↓↓↓

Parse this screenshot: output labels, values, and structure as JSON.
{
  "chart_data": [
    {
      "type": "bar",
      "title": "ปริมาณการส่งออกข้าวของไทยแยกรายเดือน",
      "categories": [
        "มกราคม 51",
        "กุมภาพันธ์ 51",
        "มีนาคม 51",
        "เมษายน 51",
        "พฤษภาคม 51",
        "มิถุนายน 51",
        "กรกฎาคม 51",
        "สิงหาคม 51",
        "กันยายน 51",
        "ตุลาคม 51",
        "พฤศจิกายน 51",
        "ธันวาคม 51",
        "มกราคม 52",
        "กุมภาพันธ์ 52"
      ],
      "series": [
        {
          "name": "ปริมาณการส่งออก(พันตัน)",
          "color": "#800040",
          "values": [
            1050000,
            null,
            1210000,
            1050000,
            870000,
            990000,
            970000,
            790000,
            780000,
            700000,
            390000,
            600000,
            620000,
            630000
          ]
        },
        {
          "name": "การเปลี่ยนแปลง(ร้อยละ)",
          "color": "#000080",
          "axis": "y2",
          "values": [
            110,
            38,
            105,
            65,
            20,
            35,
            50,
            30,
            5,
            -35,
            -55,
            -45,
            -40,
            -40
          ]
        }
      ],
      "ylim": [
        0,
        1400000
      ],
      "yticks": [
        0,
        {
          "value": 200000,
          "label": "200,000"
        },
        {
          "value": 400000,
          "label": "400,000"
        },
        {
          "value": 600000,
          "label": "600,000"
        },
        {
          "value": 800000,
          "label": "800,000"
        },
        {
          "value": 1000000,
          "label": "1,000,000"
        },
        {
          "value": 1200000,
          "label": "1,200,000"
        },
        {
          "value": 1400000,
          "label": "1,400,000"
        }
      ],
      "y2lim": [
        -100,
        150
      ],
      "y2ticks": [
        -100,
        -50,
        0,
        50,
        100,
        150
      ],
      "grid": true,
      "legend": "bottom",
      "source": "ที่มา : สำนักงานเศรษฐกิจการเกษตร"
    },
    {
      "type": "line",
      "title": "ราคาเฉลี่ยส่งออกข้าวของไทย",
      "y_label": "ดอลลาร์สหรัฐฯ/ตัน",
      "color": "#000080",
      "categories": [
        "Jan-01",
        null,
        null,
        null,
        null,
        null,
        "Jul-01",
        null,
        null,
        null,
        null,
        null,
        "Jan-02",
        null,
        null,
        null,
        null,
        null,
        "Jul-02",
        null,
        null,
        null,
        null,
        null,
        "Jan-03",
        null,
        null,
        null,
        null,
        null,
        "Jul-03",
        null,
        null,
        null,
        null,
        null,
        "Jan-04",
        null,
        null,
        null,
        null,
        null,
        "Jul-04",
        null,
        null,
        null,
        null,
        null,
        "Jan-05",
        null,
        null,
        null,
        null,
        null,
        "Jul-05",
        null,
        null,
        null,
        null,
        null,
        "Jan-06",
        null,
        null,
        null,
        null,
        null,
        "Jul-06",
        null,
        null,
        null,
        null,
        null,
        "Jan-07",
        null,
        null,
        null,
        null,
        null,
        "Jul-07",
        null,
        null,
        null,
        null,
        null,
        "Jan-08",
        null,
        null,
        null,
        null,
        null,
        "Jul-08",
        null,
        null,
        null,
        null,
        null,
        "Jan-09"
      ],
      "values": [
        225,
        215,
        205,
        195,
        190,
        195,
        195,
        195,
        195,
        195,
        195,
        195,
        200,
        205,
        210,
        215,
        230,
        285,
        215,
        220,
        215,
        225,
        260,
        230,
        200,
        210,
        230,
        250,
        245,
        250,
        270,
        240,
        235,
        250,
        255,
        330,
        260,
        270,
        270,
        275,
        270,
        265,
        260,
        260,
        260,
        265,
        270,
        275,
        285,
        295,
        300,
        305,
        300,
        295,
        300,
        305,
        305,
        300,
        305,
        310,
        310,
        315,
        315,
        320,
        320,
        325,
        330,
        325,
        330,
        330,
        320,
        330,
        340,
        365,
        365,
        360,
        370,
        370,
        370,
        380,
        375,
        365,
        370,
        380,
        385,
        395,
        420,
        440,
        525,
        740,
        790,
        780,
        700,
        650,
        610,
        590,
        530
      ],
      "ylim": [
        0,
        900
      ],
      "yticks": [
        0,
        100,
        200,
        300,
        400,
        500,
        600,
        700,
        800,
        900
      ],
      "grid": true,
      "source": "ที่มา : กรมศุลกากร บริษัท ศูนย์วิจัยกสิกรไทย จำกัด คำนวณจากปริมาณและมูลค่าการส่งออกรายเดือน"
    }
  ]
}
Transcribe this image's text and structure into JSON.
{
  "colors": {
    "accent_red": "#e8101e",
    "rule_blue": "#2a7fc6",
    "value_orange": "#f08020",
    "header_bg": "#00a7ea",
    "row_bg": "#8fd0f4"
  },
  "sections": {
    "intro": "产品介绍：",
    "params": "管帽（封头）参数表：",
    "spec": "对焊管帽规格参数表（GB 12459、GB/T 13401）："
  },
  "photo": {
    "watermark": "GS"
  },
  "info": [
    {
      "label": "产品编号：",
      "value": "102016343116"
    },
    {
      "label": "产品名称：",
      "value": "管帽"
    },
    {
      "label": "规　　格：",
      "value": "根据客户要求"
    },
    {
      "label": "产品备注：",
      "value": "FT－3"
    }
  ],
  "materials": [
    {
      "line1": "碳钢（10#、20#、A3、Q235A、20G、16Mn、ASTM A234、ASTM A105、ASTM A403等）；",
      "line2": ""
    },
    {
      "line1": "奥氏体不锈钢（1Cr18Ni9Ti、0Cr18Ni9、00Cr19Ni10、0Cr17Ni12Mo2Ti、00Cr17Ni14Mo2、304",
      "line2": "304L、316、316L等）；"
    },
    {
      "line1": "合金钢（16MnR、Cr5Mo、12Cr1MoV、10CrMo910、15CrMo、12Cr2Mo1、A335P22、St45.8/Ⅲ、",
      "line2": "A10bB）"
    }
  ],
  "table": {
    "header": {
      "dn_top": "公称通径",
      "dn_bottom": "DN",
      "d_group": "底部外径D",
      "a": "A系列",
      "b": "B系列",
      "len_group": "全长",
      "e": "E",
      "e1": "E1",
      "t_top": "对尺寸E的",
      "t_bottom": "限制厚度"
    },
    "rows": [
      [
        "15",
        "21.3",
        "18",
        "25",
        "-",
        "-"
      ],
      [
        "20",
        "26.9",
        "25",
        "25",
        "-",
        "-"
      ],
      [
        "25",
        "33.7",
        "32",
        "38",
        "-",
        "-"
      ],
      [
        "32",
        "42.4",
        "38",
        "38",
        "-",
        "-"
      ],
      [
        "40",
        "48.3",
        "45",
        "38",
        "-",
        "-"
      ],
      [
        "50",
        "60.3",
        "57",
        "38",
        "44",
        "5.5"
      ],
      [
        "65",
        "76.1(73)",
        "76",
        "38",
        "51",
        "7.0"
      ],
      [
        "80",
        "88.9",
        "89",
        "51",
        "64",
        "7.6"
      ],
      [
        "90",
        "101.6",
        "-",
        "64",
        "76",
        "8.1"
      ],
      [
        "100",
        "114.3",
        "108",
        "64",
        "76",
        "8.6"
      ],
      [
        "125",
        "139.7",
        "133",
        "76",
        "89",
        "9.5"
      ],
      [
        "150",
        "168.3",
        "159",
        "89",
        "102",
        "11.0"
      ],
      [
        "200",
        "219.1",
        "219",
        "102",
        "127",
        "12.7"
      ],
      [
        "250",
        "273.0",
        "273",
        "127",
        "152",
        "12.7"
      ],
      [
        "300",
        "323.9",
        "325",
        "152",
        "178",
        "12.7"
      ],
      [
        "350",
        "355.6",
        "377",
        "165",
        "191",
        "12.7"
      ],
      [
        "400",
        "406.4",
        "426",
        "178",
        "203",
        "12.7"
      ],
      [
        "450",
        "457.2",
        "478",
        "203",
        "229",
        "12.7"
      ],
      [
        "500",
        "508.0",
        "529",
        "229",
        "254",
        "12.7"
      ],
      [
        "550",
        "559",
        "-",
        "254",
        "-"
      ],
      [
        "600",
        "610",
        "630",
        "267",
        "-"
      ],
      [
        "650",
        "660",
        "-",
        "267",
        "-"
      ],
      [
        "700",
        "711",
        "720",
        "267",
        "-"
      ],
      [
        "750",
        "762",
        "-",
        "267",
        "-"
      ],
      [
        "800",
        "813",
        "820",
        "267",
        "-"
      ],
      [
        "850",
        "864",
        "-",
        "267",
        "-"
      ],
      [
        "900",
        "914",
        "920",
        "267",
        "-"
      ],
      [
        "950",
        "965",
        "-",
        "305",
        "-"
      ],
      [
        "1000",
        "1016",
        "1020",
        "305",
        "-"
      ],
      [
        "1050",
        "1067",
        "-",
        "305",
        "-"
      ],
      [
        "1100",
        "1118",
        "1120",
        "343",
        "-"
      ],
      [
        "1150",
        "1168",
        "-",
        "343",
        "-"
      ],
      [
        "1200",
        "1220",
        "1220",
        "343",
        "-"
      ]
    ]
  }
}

↑↑↑

#### WRITTEN EXERCISE:
Working from the entries above, return all lines that contain "this".

#### THE ANSWER:
Parse this screenshot: output labels, values, and structure as JSON.
Transcribe this image's text and structure into JSON.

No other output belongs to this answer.